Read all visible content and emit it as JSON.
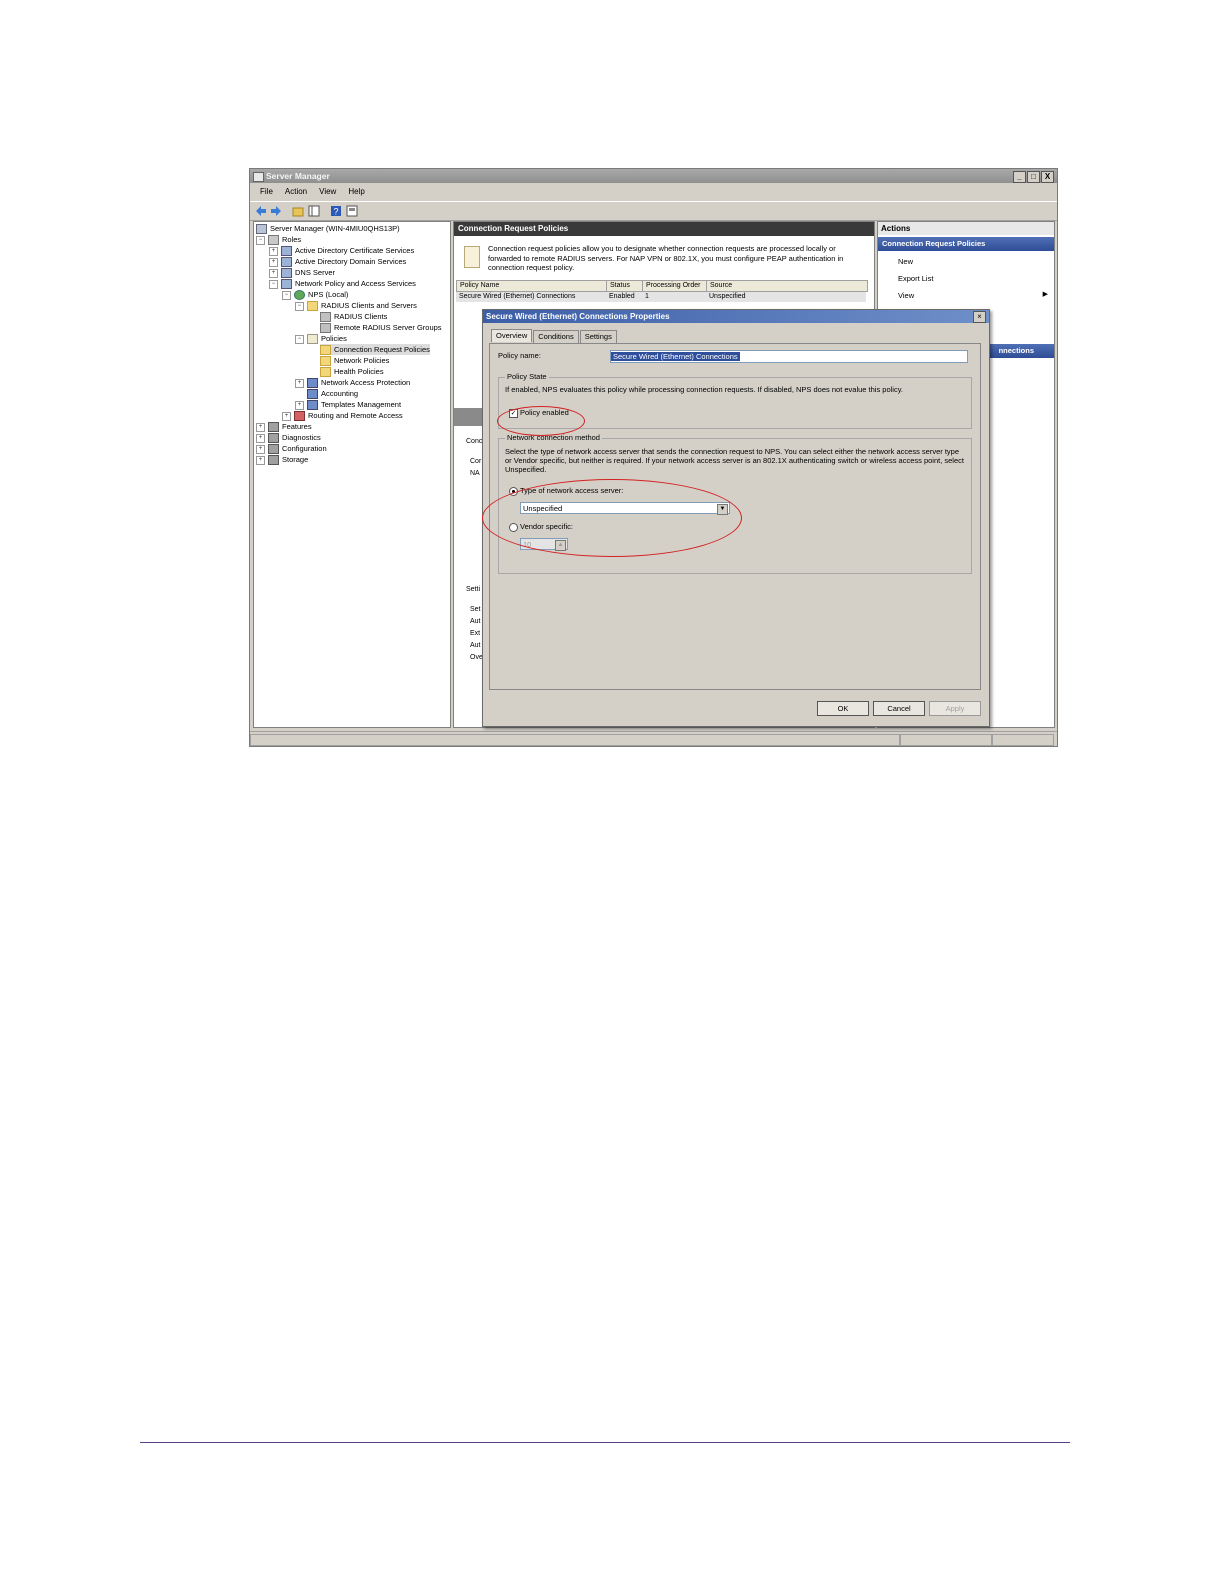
{
  "window": {
    "title": "Server Manager",
    "controls": [
      "_",
      "□",
      "X"
    ]
  },
  "menu": [
    "File",
    "Action",
    "View",
    "Help"
  ],
  "tree": [
    {
      "label": "Server Manager (WIN-4MIU0QHS13P)",
      "level": 0,
      "expander": "",
      "icon": "server-icon"
    },
    {
      "label": "Roles",
      "level": 1,
      "expander": "−",
      "icon": "roles-icon"
    },
    {
      "label": "Active Directory Certificate Services",
      "level": 2,
      "expander": "+",
      "icon": "service-icon"
    },
    {
      "label": "Active Directory Domain Services",
      "level": 2,
      "expander": "+",
      "icon": "service-icon"
    },
    {
      "label": "DNS Server",
      "level": 2,
      "expander": "+",
      "icon": "service-icon"
    },
    {
      "label": "Network Policy and Access Services",
      "level": 2,
      "expander": "−",
      "icon": "service-icon"
    },
    {
      "label": "NPS (Local)",
      "level": 3,
      "expander": "−",
      "icon": "globe-icon"
    },
    {
      "label": "RADIUS Clients and Servers",
      "level": 4,
      "expander": "−",
      "icon": "folder-icon"
    },
    {
      "label": "RADIUS Clients",
      "level": 5,
      "expander": "",
      "icon": "server-icon"
    },
    {
      "label": "Remote RADIUS Server Groups",
      "level": 5,
      "expander": "",
      "icon": "server-icon"
    },
    {
      "label": "Policies",
      "level": 4,
      "expander": "−",
      "icon": "policy-icon"
    },
    {
      "label": "Connection Request Policies",
      "level": 5,
      "expander": "",
      "icon": "folder-icon"
    },
    {
      "label": "Network Policies",
      "level": 5,
      "expander": "",
      "icon": "folder-icon"
    },
    {
      "label": "Health Policies",
      "level": 5,
      "expander": "",
      "icon": "folder-icon"
    },
    {
      "label": "Network Access Protection",
      "level": 4,
      "expander": "+",
      "icon": "service-icon"
    },
    {
      "label": "Accounting",
      "level": 4,
      "expander": "",
      "icon": "service-icon"
    },
    {
      "label": "Templates Management",
      "level": 4,
      "expander": "+",
      "icon": "service-icon"
    },
    {
      "label": "Routing and Remote Access",
      "level": 3,
      "expander": "+",
      "icon": "service-icon"
    },
    {
      "label": "Features",
      "level": 0,
      "expander": "+",
      "icon": "features-icon"
    },
    {
      "label": "Diagnostics",
      "level": 0,
      "expander": "+",
      "icon": "diagnostics-icon"
    },
    {
      "label": "Configuration",
      "level": 0,
      "expander": "+",
      "icon": "config-icon"
    },
    {
      "label": "Storage",
      "level": 0,
      "expander": "+",
      "icon": "storage-icon"
    }
  ],
  "center": {
    "header": "Connection Request Policies",
    "description": "Connection request policies allow you to designate whether connection requests are processed locally or forwarded to remote RADIUS servers. For NAP VPN or 802.1X, you must configure PEAP authentication in connection request policy.",
    "columns": [
      "Policy Name",
      "Status",
      "Processing Order",
      "Source"
    ],
    "rows": [
      [
        "Secure Wired (Ethernet) Connections",
        "Enabled",
        "1",
        "Unspecified"
      ]
    ],
    "fragments": [
      "Conc",
      "Cor",
      "NA",
      "Setti",
      "Set",
      "Aut",
      "Ext",
      "Aut",
      "Ove"
    ]
  },
  "actions": {
    "title": "Actions",
    "section1": "Connection Request Policies",
    "items": [
      "New",
      "Export List",
      "View"
    ],
    "section2": "nnections"
  },
  "dialog": {
    "title": "Secure Wired (Ethernet) Connections Properties",
    "tabs": [
      "Overview",
      "Conditions",
      "Settings"
    ],
    "policy_name_label": "Policy name:",
    "policy_name_value": "Secure Wired (Ethernet) Connections",
    "policy_state": {
      "title": "Policy State",
      "text": "If enabled, NPS evaluates this policy while processing connection requests. If disabled, NPS does not evalue this policy.",
      "checkbox_label": "Policy enabled",
      "checked": true
    },
    "network_method": {
      "title": "Network connection method",
      "text": "Select the type of network access server that sends the connection request to NPS. You can select either the network access server type or Vendor specific, but neither is required.  If your network access server is an 802.1X authenticating switch or wireless access point, select Unspecified.",
      "radio1_label": "Type of network access server:",
      "select_value": "Unspecified",
      "radio2_label": "Vendor specific:",
      "vendor_value": "10"
    },
    "buttons": {
      "ok": "OK",
      "cancel": "Cancel",
      "apply": "Apply"
    }
  },
  "colors": {
    "highlight_circle": "#d42020",
    "title_blue": "#3c5ea6",
    "selection": "#2f4f9c"
  }
}
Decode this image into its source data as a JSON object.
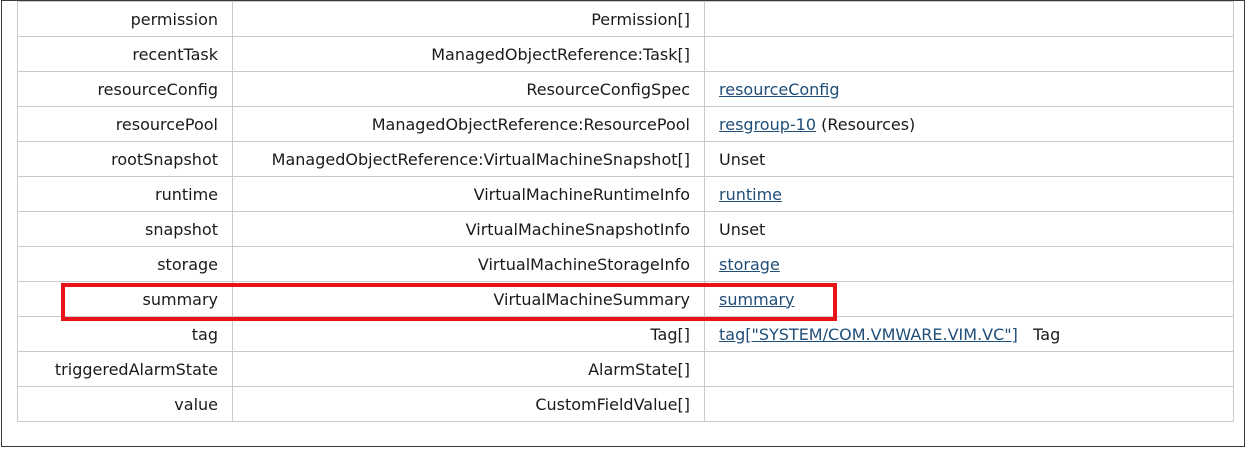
{
  "rows": [
    {
      "name": "permission",
      "type": "Permission[]",
      "value": "",
      "link": "",
      "suffix": ""
    },
    {
      "name": "recentTask",
      "type": "ManagedObjectReference:Task[]",
      "value": "",
      "link": "",
      "suffix": ""
    },
    {
      "name": "resourceConfig",
      "type": "ResourceConfigSpec",
      "value": "",
      "link": "resourceConfig",
      "suffix": ""
    },
    {
      "name": "resourcePool",
      "type": "ManagedObjectReference:ResourcePool",
      "value": "",
      "link": "resgroup-10",
      "suffix": " (Resources)"
    },
    {
      "name": "rootSnapshot",
      "type": "ManagedObjectReference:VirtualMachineSnapshot[]",
      "value": "Unset",
      "link": "",
      "suffix": ""
    },
    {
      "name": "runtime",
      "type": "VirtualMachineRuntimeInfo",
      "value": "",
      "link": "runtime",
      "suffix": ""
    },
    {
      "name": "snapshot",
      "type": "VirtualMachineSnapshotInfo",
      "value": "Unset",
      "link": "",
      "suffix": ""
    },
    {
      "name": "storage",
      "type": "VirtualMachineStorageInfo",
      "value": "",
      "link": "storage",
      "suffix": ""
    },
    {
      "name": "summary",
      "type": "VirtualMachineSummary",
      "value": "",
      "link": "summary",
      "suffix": ""
    },
    {
      "name": "tag",
      "type": "Tag[]",
      "value": "",
      "link": "tag[\"SYSTEM/COM.VMWARE.VIM.VC\"]",
      "suffix": "   Tag"
    },
    {
      "name": "triggeredAlarmState",
      "type": "AlarmState[]",
      "value": "",
      "link": "",
      "suffix": ""
    },
    {
      "name": "value",
      "type": "CustomFieldValue[]",
      "value": "",
      "link": "",
      "suffix": ""
    }
  ],
  "highlight": {
    "row": "summary",
    "color": "#e8141a"
  }
}
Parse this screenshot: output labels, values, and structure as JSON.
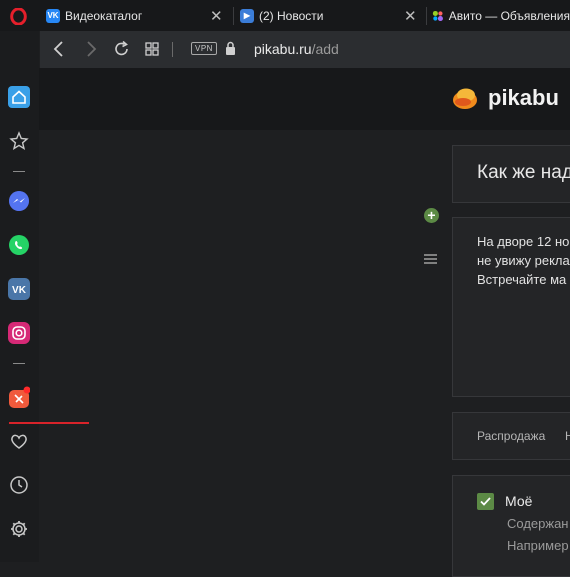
{
  "tabs": [
    {
      "label": "Видеокаталог",
      "favicon": "vk-icon",
      "color": "#2787f5"
    },
    {
      "label": "(2) Новости",
      "favicon": "news-icon",
      "color": "#3b7dd8"
    },
    {
      "label": "Авито — Объявления",
      "favicon": "avito-icon",
      "color": "#97cf26"
    }
  ],
  "address": {
    "host": "pikabu.ru",
    "path": "/add",
    "vpn_label": "VPN"
  },
  "site": {
    "brand": "pikabu"
  },
  "editor": {
    "title": "Как же над",
    "text_lines": [
      "На дворе 12 но",
      "не увижу рекла",
      "Встречайте ма"
    ],
    "tags": [
      "Распродажа",
      "Н"
    ],
    "own_label": "Моё",
    "own_sub": [
      "Содержан",
      "Например"
    ]
  },
  "colors": {
    "accent_green": "#5c8a45",
    "opera_red": "#d8232a"
  }
}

* _Exercise prompt_: From the line containing "Parse this screenshot: output" through the last line of the material above, write out each line exactly, leaving aside all pictures.

* _Exercise response_:
Parse this screenshot: output labels, values, and structure as JSON.
{
  "tabs": [
    {
      "label": "Видеокаталог",
      "favicon": "vk-icon",
      "color": "#2787f5"
    },
    {
      "label": "(2) Новости",
      "favicon": "news-icon",
      "color": "#3b7dd8"
    },
    {
      "label": "Авито — Объявления",
      "favicon": "avito-icon",
      "color": "#97cf26"
    }
  ],
  "address": {
    "host": "pikabu.ru",
    "path": "/add",
    "vpn_label": "VPN"
  },
  "site": {
    "brand": "pikabu"
  },
  "editor": {
    "title": "Как же над",
    "text_lines": [
      "На дворе 12 но",
      "не увижу рекла",
      "Встречайте ма"
    ],
    "tags": [
      "Распродажа",
      "Н"
    ],
    "own_label": "Моё",
    "own_sub": [
      "Содержан",
      "Например"
    ]
  },
  "colors": {
    "accent_green": "#5c8a45",
    "opera_red": "#d8232a"
  }
}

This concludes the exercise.